[START OF Exercise data]

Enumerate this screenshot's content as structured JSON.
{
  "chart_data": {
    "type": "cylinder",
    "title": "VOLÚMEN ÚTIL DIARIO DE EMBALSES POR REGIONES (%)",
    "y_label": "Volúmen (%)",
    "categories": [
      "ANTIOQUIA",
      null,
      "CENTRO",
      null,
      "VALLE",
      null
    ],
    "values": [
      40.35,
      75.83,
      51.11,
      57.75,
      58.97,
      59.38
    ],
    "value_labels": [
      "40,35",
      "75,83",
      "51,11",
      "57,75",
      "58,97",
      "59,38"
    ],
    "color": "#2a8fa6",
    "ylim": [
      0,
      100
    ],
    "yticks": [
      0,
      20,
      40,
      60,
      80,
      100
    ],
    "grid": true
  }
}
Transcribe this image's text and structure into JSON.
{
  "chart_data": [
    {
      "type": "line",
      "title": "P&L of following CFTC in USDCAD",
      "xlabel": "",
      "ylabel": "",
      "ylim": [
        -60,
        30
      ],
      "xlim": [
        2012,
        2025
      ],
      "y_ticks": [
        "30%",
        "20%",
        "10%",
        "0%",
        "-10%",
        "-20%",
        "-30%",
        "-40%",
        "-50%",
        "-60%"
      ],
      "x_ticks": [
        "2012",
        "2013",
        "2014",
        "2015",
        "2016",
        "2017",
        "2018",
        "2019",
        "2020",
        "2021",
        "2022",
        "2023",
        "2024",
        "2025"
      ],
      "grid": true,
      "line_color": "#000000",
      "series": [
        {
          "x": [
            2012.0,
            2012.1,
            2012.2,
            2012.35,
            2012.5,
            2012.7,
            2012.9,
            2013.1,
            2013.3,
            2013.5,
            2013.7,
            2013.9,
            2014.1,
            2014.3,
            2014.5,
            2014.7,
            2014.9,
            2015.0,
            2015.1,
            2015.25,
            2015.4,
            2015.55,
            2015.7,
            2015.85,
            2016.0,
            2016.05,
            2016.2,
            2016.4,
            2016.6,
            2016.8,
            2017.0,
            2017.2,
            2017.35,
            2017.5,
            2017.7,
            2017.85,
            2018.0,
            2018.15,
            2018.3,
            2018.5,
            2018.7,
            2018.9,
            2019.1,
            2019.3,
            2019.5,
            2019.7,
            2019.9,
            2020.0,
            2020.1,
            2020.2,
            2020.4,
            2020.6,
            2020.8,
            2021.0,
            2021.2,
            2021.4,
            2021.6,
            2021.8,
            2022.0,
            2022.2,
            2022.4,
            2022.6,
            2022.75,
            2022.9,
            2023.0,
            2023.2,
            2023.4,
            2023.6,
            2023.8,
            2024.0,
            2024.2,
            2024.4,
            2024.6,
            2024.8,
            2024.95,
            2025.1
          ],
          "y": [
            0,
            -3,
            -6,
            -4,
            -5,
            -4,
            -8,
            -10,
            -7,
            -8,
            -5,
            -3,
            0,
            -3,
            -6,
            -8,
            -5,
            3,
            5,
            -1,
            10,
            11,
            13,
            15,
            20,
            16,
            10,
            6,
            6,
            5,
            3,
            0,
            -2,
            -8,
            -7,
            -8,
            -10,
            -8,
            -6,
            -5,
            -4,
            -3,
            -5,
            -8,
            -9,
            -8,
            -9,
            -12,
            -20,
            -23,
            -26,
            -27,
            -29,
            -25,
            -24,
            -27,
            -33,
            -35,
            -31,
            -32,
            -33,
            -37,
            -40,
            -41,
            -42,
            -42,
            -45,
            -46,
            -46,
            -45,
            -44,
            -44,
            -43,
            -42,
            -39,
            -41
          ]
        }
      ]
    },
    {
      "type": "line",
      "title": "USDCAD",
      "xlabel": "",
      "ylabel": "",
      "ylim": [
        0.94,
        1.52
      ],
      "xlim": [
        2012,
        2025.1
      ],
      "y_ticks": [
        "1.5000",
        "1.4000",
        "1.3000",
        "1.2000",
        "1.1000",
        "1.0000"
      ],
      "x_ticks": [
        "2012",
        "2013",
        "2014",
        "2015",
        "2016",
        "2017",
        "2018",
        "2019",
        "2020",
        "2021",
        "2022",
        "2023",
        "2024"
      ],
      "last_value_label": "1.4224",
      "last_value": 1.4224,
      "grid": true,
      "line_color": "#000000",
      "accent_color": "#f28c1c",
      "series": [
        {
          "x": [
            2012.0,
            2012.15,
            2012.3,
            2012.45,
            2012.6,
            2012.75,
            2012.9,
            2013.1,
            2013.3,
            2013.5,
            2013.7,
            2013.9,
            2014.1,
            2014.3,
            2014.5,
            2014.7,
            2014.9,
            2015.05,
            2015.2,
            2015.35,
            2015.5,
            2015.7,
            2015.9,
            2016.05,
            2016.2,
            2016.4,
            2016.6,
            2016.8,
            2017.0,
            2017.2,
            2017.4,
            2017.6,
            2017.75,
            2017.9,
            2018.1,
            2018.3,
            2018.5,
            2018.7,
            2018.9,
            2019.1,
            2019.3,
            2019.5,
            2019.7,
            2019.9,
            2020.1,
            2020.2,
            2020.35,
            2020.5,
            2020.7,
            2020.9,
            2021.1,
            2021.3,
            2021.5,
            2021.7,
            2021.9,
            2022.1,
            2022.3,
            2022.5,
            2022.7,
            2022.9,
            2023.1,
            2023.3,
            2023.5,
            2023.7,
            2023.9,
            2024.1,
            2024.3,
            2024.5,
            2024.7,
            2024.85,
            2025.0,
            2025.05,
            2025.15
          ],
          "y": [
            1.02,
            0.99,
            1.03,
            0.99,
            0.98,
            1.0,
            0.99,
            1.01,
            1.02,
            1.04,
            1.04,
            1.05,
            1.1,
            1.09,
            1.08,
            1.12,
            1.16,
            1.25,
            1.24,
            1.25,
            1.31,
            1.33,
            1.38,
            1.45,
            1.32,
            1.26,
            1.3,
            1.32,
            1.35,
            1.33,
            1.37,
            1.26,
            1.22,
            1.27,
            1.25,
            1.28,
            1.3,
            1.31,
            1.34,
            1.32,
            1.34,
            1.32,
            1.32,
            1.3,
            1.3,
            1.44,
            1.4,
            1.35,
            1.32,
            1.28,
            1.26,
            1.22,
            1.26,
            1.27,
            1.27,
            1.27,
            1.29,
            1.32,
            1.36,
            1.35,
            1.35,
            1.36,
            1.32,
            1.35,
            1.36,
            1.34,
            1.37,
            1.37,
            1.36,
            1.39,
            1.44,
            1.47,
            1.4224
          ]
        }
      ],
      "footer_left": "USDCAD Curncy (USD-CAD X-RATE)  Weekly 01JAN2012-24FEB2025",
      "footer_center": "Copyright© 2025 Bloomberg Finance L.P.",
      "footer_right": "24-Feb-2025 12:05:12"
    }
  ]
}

[END OF Exercise data]

> **Work required**: Report how many lines in these entries contain "this". Answer with the number only.

> **Output below**: 2